__TASK__
Gather, from the listing beneath this task, every line holding the string "growth".

•••••

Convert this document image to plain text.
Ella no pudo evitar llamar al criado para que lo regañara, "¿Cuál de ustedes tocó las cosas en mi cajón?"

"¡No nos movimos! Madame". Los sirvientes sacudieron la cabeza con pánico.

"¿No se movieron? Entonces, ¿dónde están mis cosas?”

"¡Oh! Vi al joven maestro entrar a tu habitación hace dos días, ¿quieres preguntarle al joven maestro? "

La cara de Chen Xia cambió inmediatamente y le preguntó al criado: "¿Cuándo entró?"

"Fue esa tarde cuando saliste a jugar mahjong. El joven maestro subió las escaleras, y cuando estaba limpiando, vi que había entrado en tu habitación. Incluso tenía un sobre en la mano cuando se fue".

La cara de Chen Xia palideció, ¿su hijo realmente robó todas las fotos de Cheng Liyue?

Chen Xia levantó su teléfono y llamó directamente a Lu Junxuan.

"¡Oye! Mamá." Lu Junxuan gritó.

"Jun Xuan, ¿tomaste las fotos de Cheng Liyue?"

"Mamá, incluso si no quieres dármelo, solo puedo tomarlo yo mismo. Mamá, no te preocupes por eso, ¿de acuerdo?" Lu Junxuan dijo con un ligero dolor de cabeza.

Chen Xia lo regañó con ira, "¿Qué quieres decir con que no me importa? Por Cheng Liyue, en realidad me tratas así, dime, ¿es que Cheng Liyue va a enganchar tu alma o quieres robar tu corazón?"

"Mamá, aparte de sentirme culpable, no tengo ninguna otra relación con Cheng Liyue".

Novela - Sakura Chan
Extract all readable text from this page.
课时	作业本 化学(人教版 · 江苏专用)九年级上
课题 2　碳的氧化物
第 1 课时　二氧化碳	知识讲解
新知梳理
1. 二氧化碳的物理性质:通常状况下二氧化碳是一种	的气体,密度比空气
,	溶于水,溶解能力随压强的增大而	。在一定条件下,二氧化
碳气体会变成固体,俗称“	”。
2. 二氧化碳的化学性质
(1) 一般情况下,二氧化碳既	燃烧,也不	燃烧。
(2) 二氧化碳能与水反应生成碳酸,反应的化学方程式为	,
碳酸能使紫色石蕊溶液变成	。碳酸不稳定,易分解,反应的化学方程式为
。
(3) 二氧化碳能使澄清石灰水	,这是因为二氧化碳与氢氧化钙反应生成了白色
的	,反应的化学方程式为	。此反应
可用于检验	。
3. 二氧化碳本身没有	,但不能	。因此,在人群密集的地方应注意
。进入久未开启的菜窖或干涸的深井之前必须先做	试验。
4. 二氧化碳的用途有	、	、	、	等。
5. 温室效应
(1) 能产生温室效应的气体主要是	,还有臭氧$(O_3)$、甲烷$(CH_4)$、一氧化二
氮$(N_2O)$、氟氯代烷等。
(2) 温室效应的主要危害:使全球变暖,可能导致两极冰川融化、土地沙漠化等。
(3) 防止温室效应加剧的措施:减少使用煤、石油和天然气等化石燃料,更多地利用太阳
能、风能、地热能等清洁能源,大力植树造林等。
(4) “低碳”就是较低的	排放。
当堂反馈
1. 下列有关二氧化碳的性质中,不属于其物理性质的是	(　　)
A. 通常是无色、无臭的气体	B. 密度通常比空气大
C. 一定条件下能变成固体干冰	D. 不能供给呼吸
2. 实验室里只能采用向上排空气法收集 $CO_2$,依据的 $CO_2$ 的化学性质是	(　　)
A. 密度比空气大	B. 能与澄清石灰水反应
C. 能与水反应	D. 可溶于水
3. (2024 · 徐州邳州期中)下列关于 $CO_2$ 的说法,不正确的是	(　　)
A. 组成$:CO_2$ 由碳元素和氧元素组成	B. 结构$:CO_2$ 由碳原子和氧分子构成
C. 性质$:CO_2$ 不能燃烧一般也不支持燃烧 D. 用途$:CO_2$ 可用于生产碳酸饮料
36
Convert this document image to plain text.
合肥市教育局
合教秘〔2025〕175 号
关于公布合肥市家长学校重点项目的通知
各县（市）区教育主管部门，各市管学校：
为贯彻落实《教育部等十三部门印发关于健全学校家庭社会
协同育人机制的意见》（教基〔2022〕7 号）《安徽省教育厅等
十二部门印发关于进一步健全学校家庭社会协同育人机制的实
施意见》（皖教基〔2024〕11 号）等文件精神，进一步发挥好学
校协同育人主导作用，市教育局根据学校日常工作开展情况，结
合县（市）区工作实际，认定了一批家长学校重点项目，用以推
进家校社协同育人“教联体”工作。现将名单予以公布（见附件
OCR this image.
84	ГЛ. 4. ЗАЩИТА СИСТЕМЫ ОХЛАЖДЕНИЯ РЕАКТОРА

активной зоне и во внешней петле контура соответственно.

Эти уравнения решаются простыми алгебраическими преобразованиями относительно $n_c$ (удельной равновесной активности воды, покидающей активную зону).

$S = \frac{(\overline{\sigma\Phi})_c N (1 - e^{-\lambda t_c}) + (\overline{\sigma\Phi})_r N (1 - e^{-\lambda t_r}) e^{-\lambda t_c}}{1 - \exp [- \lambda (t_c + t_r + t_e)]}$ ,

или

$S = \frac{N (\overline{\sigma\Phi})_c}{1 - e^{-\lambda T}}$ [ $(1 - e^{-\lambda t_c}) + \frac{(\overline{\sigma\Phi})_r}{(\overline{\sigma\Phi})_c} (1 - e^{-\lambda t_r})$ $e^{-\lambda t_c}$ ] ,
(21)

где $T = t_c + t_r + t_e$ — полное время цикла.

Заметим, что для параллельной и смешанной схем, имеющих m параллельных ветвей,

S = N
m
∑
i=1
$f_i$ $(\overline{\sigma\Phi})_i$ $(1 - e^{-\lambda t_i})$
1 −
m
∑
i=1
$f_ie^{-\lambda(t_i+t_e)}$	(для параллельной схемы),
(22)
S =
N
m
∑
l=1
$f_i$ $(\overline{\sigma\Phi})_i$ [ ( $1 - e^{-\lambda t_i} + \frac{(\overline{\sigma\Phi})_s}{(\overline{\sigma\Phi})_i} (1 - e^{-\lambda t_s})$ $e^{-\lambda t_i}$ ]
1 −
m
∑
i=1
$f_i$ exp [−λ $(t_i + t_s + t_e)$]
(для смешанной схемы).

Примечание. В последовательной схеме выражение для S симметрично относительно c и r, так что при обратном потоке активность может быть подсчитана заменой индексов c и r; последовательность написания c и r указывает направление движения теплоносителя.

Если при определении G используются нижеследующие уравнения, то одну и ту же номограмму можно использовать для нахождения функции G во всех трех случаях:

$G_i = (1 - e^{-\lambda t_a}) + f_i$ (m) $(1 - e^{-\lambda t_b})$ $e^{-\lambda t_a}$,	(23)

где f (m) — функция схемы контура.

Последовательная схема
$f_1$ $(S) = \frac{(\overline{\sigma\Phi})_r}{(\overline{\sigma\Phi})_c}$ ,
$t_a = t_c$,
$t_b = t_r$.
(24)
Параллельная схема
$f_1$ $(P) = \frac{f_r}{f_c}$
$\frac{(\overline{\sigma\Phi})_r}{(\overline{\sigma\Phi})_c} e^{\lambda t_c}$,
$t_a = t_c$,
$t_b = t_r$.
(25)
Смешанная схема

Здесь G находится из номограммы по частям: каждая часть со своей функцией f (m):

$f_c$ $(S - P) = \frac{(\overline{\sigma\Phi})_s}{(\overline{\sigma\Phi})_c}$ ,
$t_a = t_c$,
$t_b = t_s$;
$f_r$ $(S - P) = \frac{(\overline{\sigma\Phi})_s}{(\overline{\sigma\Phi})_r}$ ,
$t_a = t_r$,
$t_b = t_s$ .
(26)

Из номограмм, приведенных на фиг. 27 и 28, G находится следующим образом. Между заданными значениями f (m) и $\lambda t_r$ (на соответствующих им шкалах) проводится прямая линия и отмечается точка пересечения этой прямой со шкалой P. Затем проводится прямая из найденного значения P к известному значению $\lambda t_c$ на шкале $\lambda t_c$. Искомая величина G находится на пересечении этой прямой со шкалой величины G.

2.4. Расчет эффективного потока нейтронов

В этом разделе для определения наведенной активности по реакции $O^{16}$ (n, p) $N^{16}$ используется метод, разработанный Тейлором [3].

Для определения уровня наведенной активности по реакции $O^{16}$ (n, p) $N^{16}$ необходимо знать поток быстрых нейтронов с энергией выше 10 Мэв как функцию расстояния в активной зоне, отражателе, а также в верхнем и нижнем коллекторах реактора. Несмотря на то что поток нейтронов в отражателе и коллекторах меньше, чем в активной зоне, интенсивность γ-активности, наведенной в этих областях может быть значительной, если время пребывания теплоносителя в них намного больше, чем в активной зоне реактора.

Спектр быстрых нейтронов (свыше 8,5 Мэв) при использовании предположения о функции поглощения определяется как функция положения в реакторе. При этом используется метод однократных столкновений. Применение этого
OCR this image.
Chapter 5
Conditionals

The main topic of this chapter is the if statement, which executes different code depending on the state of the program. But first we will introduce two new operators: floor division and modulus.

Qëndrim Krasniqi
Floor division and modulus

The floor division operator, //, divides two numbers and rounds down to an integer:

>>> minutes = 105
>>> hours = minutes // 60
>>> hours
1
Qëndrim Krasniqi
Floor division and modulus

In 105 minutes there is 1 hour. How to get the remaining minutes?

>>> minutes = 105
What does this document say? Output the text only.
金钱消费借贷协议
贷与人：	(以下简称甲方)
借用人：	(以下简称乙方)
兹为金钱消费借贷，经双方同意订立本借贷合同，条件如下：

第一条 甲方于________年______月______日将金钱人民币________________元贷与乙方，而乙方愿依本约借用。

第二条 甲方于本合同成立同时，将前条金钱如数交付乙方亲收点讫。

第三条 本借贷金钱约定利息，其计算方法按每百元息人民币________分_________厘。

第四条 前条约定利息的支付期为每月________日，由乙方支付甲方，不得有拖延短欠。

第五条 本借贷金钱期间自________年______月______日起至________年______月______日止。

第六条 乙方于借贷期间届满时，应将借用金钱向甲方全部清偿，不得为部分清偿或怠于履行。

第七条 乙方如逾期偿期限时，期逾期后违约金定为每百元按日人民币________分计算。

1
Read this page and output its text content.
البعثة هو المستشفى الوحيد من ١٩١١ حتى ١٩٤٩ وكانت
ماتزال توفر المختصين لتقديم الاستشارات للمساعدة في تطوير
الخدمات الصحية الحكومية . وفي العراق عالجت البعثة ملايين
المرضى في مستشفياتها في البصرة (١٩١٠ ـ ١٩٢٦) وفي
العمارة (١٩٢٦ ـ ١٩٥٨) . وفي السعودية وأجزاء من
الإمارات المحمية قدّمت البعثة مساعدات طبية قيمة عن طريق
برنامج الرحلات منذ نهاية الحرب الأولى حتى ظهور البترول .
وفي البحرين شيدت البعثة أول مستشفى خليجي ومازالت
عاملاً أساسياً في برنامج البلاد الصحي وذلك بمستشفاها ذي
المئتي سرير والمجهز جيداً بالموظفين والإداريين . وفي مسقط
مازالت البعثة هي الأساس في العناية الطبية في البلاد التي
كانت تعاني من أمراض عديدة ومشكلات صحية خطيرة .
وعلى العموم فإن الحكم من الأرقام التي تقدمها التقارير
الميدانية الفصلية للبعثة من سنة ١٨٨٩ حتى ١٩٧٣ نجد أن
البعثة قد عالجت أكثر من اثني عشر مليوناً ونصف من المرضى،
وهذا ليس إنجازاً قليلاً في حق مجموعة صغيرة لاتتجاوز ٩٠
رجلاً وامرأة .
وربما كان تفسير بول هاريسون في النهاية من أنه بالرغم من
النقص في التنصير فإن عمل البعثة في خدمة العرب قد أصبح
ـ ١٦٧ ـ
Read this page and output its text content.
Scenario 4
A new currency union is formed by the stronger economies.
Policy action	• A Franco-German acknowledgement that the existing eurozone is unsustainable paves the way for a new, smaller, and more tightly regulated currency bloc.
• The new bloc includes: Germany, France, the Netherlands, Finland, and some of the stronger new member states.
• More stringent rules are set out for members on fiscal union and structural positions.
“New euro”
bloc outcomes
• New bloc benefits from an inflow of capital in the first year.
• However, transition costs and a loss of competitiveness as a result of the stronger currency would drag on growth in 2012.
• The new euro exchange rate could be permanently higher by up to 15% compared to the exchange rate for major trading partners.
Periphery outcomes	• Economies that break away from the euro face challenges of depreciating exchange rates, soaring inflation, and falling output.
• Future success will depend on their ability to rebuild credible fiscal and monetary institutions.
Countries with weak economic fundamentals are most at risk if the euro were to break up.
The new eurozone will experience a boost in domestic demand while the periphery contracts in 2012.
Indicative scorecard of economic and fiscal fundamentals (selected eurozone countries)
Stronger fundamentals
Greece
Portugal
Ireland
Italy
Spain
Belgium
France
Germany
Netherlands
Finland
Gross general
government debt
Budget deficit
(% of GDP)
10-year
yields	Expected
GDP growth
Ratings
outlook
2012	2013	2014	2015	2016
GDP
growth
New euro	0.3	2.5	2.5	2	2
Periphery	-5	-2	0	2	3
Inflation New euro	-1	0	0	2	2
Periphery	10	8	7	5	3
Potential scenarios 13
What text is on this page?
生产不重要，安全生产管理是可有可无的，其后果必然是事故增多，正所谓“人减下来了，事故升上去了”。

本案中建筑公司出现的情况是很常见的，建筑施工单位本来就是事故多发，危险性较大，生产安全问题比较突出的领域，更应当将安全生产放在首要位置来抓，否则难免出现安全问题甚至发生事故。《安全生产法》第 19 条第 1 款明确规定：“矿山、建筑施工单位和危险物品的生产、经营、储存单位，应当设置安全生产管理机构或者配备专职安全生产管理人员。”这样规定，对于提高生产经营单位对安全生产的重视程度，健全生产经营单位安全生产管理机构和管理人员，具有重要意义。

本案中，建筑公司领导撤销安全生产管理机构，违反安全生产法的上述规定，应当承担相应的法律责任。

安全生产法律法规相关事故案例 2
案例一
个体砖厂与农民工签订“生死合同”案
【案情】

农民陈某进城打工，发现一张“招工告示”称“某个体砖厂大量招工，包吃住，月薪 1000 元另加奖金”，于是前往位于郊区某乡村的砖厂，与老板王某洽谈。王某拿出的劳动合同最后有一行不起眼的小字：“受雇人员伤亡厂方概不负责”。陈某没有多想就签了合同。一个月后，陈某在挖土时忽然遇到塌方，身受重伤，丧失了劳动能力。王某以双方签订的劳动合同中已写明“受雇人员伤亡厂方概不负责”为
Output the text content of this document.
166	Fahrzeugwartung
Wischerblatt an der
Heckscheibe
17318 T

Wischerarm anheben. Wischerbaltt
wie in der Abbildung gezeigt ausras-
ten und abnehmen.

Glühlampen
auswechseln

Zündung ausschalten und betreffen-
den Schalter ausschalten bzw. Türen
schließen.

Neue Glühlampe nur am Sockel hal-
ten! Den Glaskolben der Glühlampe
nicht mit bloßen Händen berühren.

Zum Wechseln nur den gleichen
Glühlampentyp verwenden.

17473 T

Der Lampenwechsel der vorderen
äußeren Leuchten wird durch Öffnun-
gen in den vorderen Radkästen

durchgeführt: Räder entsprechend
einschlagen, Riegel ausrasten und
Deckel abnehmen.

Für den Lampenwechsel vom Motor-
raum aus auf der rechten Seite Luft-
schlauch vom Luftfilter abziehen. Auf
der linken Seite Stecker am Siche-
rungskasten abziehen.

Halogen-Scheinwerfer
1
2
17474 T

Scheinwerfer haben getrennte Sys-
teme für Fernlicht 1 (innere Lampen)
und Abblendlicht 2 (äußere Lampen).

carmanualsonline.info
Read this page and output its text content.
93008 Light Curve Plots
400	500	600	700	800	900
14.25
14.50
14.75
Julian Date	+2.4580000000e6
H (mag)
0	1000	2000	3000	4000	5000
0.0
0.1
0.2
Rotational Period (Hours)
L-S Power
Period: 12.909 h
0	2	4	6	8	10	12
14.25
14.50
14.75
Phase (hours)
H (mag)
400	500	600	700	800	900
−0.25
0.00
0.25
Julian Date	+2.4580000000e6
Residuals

•••••

__RESULT__
• However, transition costs and a loss of competitiveness as a result of the stronger currency would drag on growth in 2012.
GDP growth
growth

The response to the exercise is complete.